═══ Listed records ═══

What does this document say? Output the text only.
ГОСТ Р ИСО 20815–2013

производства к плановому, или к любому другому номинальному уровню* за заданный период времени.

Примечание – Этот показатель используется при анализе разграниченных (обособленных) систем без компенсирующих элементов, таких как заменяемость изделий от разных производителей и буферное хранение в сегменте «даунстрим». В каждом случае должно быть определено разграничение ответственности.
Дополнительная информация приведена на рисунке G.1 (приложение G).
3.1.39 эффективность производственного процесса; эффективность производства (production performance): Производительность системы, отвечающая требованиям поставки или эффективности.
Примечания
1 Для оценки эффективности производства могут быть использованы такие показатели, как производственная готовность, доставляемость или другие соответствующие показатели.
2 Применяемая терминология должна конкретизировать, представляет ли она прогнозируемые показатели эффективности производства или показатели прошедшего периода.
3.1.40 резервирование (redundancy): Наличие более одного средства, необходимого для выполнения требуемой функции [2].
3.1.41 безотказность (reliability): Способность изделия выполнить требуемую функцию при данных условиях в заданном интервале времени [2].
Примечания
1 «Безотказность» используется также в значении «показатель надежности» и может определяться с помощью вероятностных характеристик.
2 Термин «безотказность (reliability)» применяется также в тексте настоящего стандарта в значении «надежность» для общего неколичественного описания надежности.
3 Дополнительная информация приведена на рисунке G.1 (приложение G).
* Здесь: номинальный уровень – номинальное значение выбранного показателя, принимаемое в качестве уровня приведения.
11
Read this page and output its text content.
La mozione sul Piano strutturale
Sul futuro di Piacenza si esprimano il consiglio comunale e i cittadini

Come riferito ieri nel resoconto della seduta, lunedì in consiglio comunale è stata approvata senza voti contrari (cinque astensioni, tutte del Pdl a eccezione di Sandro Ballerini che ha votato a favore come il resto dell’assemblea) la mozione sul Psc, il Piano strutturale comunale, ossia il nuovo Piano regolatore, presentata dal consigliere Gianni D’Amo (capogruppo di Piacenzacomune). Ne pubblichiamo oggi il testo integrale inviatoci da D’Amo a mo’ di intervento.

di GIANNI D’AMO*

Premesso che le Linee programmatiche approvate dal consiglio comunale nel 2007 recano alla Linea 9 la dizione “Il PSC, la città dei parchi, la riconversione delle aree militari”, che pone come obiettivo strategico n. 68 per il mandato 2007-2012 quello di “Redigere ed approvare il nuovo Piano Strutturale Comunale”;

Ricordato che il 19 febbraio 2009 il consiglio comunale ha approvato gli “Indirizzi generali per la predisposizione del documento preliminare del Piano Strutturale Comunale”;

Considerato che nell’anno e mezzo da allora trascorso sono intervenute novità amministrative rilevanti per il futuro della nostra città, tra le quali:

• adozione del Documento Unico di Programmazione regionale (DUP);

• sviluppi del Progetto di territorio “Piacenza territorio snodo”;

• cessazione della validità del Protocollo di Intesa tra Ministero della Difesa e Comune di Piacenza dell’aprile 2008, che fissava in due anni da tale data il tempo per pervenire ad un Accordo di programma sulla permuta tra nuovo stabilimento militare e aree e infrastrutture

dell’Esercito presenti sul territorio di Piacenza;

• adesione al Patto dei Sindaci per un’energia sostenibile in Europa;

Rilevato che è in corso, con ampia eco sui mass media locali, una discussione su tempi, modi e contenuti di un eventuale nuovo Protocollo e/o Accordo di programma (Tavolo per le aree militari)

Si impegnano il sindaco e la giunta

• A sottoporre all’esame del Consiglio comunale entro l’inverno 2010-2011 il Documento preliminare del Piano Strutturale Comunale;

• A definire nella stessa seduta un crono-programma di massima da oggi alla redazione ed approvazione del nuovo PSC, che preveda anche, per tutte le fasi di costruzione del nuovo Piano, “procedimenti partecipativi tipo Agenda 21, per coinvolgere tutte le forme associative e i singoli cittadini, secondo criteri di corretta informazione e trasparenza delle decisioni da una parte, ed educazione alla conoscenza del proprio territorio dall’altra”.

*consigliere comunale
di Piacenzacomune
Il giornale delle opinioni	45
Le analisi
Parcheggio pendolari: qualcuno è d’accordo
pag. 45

═══

Go through the records above and copy every line with the word "Piacenzacomune".

#### Finished exercise:
Come riferito ieri nel resoconto della seduta, lunedì in consiglio comunale è stata approvata senza voti contrari (cinque astensioni, tutte del Pdl a eccezione di Sandro Ballerini che ha votato a favore come il resto dell’assemblea) la mozione sul Psc, il Piano strutturale comunale, ossia il nuovo Piano regolatore, presentata dal consigliere Gianni D’Amo (capogruppo di Piacenzacomune). Ne pubblichiamo oggi il testo integrale inviatoci da D’Amo a mo’ di intervento.
di Piacenzacomune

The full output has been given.